- WRITTEN TASK: Your task is to repeat the entries word for word while leaving out the pictures.
** Start DATASET **
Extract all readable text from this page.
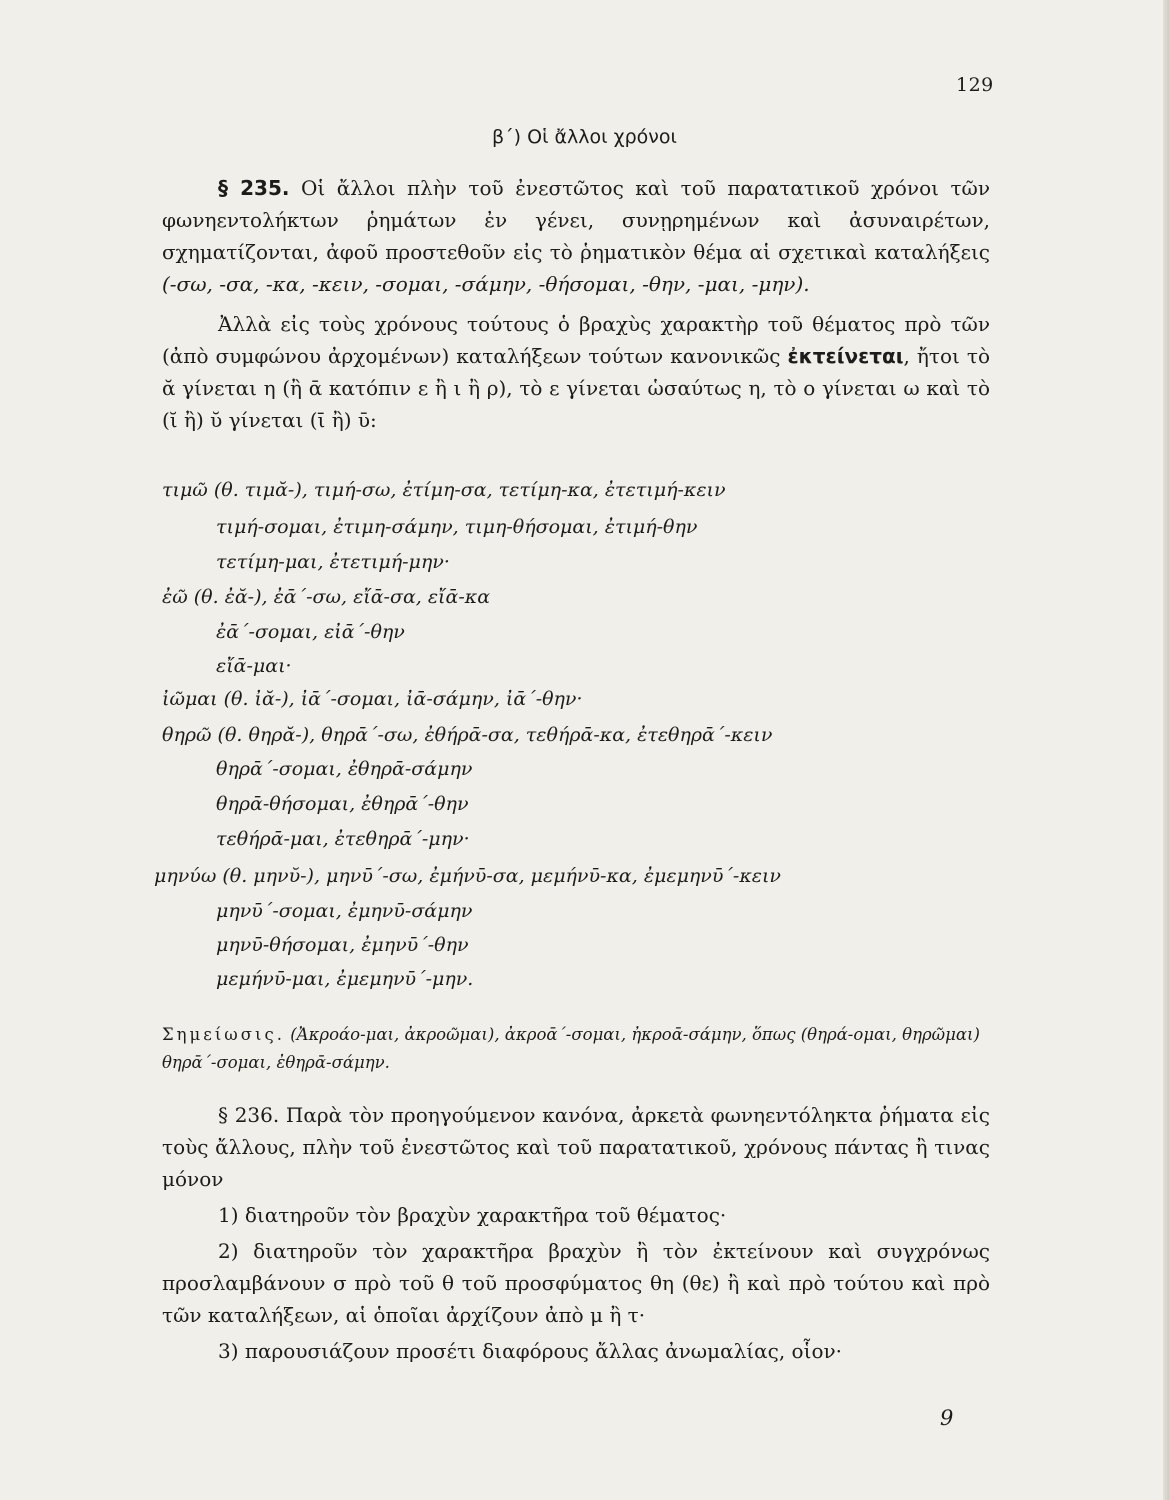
129
β΄) Οἱ ἄλλοι χρόνοι

§ 235. Οἱ ἄλλοι πλὴν τοῦ ἐνεστῶτος καὶ τοῦ παρατατικοῦ χρόνοι τῶν φωνηεντολήκτων ῥημάτων ἐν γένει, συνῃρημένων καὶ ἀσυναιρέτων, σχηματίζονται, ἀφοῦ προστεθοῦν εἰς τὸ ῥηματικὸν θέμα αἱ σχετικαὶ καταλήξεις (-σω, -σα, -κα, -κειν, -σομαι, -σάμην, -θήσομαι, -θην, -μαι, -μην).

Ἀλλὰ εἰς τοὺς χρόνους τούτους ὁ βραχὺς χαρακτὴρ τοῦ θέματος πρὸ τῶν (ἀπὸ συμφώνου ἀρχομένων) καταλήξεων τούτων κανονικῶς ἐκτείνεται, ἤτοι τὸ ᾰ γίνεται η (ἢ ᾱ κατόπιν ε ἢ ι ἢ ρ), τὸ ε γίνεται ὡσαύτως η, τὸ ο γίνεται ω καὶ τὸ (ῐ ἢ) ῠ γίνεται (ῑ ἢ) ῡ:

τιμῶ (θ. τιμᾰ-), τιμή-σω, ἐτίμη-σα, τετίμη-κα, ἐτετιμή-κειν
τιμή-σομαι, ἐτιμη-σάμην, τιμη-θήσομαι, ἐτιμή-θην
τετίμη-μαι, ἐτετιμή-μην·
ἐῶ (θ. ἐᾰ-), ἐᾱ΄-σω, εἴᾱ-σα, εἴᾱ-κα
ἐᾱ΄-σομαι, εἰᾱ΄-θην
εἴᾱ-μαι·
ἰῶμαι (θ. ἰᾰ-), ἰᾱ΄-σομαι, ἰᾱ-σάμην, ἰᾱ΄-θην·
θηρῶ (θ. θηρᾰ-), θηρᾱ΄-σω, ἐθήρᾱ-σα, τεθήρᾱ-κα, ἐτεθηρᾱ΄-κειν
θηρᾱ΄-σομαι, ἐθηρᾱ-σάμην
θηρᾱ-θήσομαι, ἐθηρᾱ΄-θην
τεθήρᾱ-μαι, ἐτεθηρᾱ΄-μην·
μηνύω (θ. μηνῠ-), μηνῡ΄-σω, ἐμήνῡ-σα, μεμήνῡ-κα, ἐμεμηνῡ΄-κειν
μηνῡ΄-σομαι, ἐμηνῡ-σάμην
μηνῡ-θήσομαι, ἐμηνῡ΄-θην
μεμήνῡ-μαι, ἐμεμηνῡ΄-μην.
Σημείωσις. (Ἀκροάο-μαι, ἀκροῶμαι), ἀκροᾱ΄-σομαι, ἠκροᾱ-σάμην, ὅπως (θηρά-ομαι, θηρῶμαι) θηρᾱ΄-σομαι, ἐθηρᾱ-σάμην.

§ 236. Παρὰ τὸν προηγούμενον κανόνα, ἀρκετὰ φωνηεντόληκτα ῥήματα εἰς τοὺς ἄλλους, πλὴν τοῦ ἐνεστῶτος καὶ τοῦ παρατατικοῦ, χρόνους πάντας ἢ τινας μόνον

1) διατηροῦν τὸν βραχὺν χαρακτῆρα τοῦ θέματος·

2) διατηροῦν τὸν χαρακτῆρα βραχὺν ἢ τὸν ἐκτείνουν καὶ συγχρόνως προσλαμβάνουν σ πρὸ τοῦ θ τοῦ προσφύματος θη (θε) ἢ καὶ πρὸ τούτου καὶ πρὸ τῶν καταλήξεων, αἱ ὁποῖαι ἀρχίζουν ἀπὸ μ ἢ τ·

3) παρουσιάζουν προσέτι διαφόρους ἄλλας ἀνωμαλίας, οἷον·

9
** End DATASET **
- RESULT OF THIS EXERCISE:
Extract all readable text from this page.
129
β΄) Οἱ ἄλλοι χρόνοι

§ 235. Οἱ ἄλλοι πλὴν τοῦ ἐνεστῶτος καὶ τοῦ παρατατικοῦ χρόνοι τῶν φωνηεντολήκτων ῥημάτων ἐν γένει, συνῃρημένων καὶ ἀσυναιρέτων, σχηματίζονται, ἀφοῦ προστεθοῦν εἰς τὸ ῥηματικὸν θέμα αἱ σχετικαὶ καταλήξεις (-σω, -σα, -κα, -κειν, -σομαι, -σάμην, -θήσομαι, -θην, -μαι, -μην).

Ἀλλὰ εἰς τοὺς χρόνους τούτους ὁ βραχὺς χαρακτὴρ τοῦ θέματος πρὸ τῶν (ἀπὸ συμφώνου ἀρχομένων) καταλήξεων τούτων κανονικῶς ἐκτείνεται, ἤτοι τὸ ᾰ γίνεται η (ἢ ᾱ κατόπιν ε ἢ ι ἢ ρ), τὸ ε γίνεται ὡσαύτως η, τὸ ο γίνεται ω καὶ τὸ (ῐ ἢ) ῠ γίνεται (ῑ ἢ) ῡ:

τιμῶ (θ. τιμᾰ-), τιμή-σω, ἐτίμη-σα, τετίμη-κα, ἐτετιμή-κειν
τιμή-σομαι, ἐτιμη-σάμην, τιμη-θήσομαι, ἐτιμή-θην
τετίμη-μαι, ἐτετιμή-μην·
ἐῶ (θ. ἐᾰ-), ἐᾱ΄-σω, εἴᾱ-σα, εἴᾱ-κα
ἐᾱ΄-σομαι, εἰᾱ΄-θην
εἴᾱ-μαι·
ἰῶμαι (θ. ἰᾰ-), ἰᾱ΄-σομαι, ἰᾱ-σάμην, ἰᾱ΄-θην·
θηρῶ (θ. θηρᾰ-), θηρᾱ΄-σω, ἐθήρᾱ-σα, τεθήρᾱ-κα, ἐτεθηρᾱ΄-κειν
θηρᾱ΄-σομαι, ἐθηρᾱ-σάμην
θηρᾱ-θήσομαι, ἐθηρᾱ΄-θην
τεθήρᾱ-μαι, ἐτεθηρᾱ΄-μην·
μηνύω (θ. μηνῠ-), μηνῡ΄-σω, ἐμήνῡ-σα, μεμήνῡ-κα, ἐμεμηνῡ΄-κειν
μηνῡ΄-σομαι, ἐμηνῡ-σάμην
μηνῡ-θήσομαι, ἐμηνῡ΄-θην
μεμήνῡ-μαι, ἐμεμηνῡ΄-μην.
Σημείωσις. (Ἀκροάο-μαι, ἀκροῶμαι), ἀκροᾱ΄-σομαι, ἠκροᾱ-σάμην, ὅπως (θηρά-ομαι, θηρῶμαι) θηρᾱ΄-σομαι, ἐθηρᾱ-σάμην.

§ 236. Παρὰ τὸν προηγούμενον κανόνα, ἀρκετὰ φωνηεντόληκτα ῥήματα εἰς τοὺς ἄλλους, πλὴν τοῦ ἐνεστῶτος καὶ τοῦ παρατατικοῦ, χρόνους πάντας ἢ τινας μόνον

1) διατηροῦν τὸν βραχὺν χαρακτῆρα τοῦ θέματος·

2) διατηροῦν τὸν χαρακτῆρα βραχὺν ἢ τὸν ἐκτείνουν καὶ συγχρόνως προσλαμβάνουν σ πρὸ τοῦ θ τοῦ προσφύματος θη (θε) ἢ καὶ πρὸ τούτου καὶ πρὸ τῶν καταλήξεων, αἱ ὁποῖαι ἀρχίζουν ἀπὸ μ ἢ τ·

3) παρουσιάζουν προσέτι διαφόρους ἄλλας ἀνωμαλίας, οἷον·

9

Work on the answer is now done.